____ Source records

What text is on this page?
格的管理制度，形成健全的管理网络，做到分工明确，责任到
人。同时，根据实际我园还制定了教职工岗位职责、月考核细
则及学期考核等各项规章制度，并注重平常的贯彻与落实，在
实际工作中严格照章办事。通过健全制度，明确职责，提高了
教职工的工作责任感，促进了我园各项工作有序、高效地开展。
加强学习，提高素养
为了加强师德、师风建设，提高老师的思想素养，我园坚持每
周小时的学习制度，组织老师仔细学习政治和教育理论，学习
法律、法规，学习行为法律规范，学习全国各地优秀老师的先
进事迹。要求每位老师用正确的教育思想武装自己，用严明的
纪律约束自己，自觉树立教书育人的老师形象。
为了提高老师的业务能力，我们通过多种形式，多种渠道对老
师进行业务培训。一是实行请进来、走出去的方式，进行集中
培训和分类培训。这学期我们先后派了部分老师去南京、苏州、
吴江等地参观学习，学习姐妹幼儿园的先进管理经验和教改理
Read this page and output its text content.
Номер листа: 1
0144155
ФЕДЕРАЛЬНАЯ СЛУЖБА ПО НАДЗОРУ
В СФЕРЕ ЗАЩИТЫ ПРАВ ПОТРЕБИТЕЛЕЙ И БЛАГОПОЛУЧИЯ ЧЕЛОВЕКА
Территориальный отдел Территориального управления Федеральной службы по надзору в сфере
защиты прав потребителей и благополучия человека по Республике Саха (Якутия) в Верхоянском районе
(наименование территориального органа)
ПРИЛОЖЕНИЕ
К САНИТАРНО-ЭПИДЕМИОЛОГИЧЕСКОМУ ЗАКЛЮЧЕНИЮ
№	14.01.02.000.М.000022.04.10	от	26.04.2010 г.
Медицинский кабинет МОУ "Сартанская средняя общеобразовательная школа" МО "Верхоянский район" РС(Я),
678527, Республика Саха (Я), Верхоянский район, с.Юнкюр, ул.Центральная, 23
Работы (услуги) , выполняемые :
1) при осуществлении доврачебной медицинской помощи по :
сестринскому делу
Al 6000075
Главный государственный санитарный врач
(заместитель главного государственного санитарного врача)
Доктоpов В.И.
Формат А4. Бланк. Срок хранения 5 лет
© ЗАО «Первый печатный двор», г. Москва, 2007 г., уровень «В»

________

» **Task to carry out**: Using the listing above, return all lines where the word "page" occurs.

» **Result**:
What text is on this page?
Read this page and output its text content.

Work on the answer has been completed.